[Data excerpts]
....................

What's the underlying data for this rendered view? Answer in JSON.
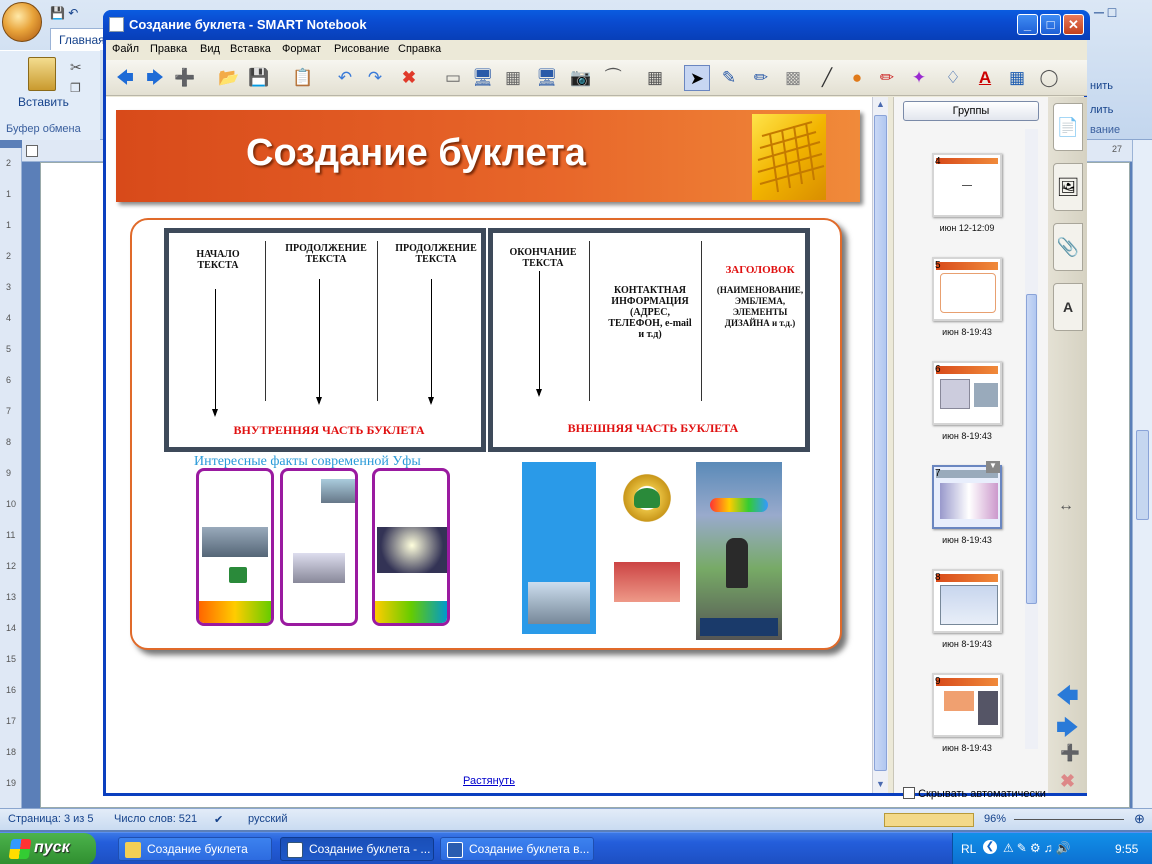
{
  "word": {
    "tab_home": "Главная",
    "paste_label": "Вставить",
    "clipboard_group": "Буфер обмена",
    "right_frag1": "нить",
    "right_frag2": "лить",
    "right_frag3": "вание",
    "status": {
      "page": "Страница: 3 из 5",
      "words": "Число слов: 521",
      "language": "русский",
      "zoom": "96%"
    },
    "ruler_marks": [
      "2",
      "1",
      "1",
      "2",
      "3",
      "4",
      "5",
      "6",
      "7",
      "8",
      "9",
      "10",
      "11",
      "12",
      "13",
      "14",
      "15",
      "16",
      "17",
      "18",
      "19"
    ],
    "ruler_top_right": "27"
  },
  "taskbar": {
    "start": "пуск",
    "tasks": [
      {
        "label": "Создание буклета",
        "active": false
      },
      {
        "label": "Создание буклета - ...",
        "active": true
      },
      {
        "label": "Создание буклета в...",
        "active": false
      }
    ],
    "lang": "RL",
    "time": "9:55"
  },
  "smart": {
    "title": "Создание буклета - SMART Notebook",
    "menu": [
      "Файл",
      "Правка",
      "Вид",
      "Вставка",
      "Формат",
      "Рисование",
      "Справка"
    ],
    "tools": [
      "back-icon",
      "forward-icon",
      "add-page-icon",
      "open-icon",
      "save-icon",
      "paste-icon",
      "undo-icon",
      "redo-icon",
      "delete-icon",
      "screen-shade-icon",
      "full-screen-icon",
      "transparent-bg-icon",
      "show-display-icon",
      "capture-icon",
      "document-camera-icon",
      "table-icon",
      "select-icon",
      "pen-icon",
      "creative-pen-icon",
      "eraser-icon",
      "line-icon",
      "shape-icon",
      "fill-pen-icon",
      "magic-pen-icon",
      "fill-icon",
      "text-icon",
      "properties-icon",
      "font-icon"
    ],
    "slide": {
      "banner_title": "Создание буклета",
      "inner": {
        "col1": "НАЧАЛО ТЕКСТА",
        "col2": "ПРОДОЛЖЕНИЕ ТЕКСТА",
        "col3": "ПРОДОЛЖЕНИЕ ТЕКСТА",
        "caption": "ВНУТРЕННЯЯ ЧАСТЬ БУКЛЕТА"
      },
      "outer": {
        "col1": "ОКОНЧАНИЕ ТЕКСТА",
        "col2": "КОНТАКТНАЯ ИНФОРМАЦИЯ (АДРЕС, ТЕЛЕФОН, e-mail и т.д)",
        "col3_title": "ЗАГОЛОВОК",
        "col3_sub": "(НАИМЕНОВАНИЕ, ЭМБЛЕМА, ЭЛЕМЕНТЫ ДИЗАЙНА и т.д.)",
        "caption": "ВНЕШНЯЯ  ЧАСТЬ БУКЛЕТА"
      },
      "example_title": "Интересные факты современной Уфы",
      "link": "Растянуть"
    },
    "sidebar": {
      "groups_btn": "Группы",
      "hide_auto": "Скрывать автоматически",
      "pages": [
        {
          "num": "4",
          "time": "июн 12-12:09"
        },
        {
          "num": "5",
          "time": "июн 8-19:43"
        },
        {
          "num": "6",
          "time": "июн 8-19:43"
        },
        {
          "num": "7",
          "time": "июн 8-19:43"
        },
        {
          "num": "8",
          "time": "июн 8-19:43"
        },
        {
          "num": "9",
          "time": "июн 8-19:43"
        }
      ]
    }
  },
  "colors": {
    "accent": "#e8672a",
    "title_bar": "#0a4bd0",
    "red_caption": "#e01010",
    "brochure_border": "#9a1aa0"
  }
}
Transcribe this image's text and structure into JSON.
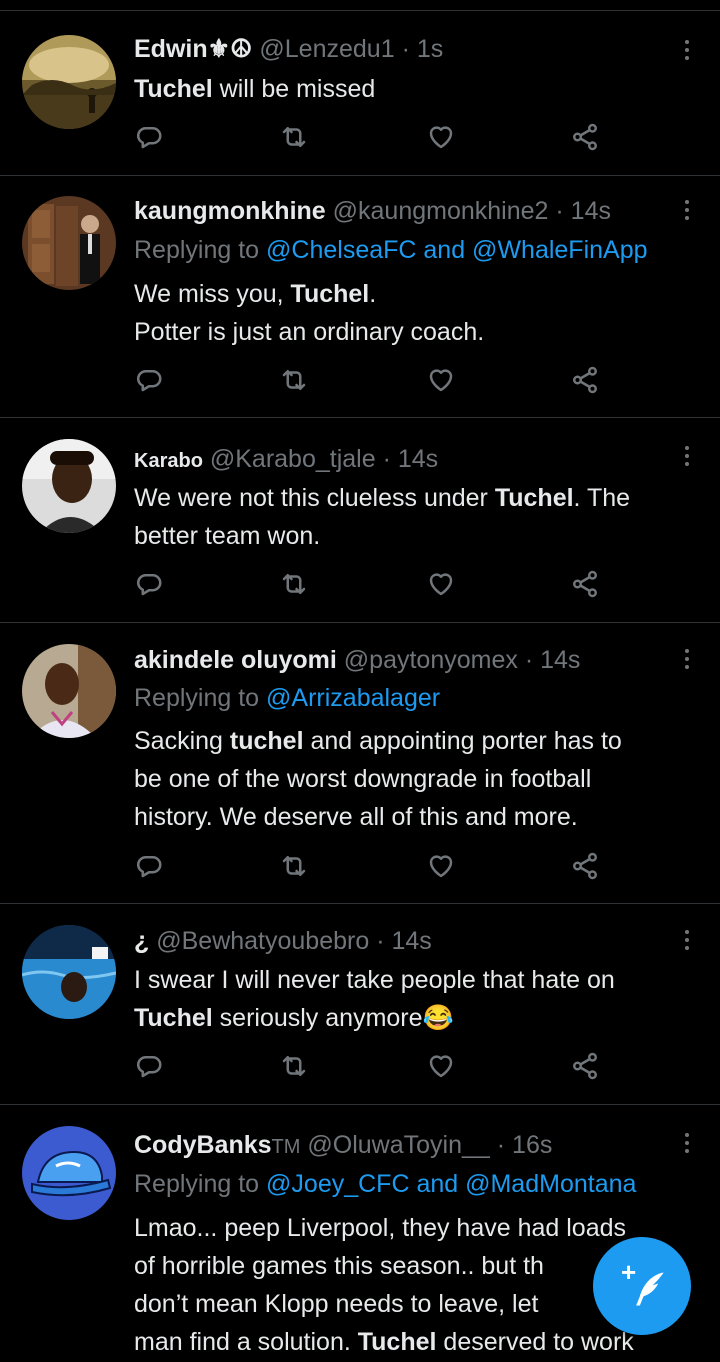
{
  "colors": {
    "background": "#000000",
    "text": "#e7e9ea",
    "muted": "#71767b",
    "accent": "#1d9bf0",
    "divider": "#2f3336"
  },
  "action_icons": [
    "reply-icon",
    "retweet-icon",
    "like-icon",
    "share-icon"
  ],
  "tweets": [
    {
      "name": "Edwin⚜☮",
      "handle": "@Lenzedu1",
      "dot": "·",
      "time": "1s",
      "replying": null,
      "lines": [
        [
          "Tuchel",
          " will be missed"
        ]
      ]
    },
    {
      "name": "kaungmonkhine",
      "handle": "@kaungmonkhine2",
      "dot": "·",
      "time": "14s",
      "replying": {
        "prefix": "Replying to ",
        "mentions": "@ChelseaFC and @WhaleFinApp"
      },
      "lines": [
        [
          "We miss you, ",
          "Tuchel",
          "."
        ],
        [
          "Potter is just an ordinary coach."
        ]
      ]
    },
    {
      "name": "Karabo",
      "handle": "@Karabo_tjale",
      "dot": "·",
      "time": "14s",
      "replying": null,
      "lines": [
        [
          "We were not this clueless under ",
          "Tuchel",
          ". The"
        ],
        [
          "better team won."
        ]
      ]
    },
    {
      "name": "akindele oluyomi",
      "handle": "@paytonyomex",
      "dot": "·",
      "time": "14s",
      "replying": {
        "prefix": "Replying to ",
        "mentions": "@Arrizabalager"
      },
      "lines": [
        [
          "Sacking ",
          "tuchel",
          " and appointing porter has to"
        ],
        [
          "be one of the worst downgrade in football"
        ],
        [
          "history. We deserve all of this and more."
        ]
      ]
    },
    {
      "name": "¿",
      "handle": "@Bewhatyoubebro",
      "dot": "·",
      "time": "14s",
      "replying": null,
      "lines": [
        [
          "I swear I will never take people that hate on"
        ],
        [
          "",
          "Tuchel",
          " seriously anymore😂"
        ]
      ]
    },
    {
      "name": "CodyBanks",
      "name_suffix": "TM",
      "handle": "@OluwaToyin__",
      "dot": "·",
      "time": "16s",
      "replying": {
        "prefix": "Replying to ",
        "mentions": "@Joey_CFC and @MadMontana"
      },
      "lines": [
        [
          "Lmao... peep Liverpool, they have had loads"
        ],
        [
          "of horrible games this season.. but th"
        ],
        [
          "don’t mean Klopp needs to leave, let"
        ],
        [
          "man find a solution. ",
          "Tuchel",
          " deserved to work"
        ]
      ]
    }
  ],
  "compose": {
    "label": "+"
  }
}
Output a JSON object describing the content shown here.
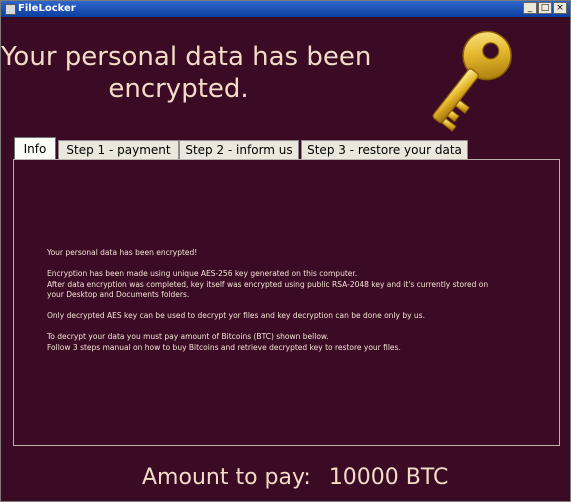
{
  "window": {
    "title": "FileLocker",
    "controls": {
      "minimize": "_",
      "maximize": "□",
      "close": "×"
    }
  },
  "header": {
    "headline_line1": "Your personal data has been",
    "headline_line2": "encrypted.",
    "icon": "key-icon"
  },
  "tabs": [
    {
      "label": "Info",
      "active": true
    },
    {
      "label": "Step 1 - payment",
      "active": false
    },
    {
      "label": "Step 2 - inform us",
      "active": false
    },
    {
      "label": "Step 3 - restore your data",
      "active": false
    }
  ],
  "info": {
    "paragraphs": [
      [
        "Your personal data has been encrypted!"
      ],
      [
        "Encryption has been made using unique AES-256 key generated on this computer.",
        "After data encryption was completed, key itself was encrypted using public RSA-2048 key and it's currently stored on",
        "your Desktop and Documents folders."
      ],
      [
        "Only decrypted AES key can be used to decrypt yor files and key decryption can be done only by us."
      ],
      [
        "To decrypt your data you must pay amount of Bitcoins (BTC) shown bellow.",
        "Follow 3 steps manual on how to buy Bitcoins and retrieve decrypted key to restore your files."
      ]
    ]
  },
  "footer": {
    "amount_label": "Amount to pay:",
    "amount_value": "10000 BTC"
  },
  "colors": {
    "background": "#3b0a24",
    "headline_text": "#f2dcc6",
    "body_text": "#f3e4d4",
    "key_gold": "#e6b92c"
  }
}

....................

Tell how many lines contain the word "decrypted", using only the number.

2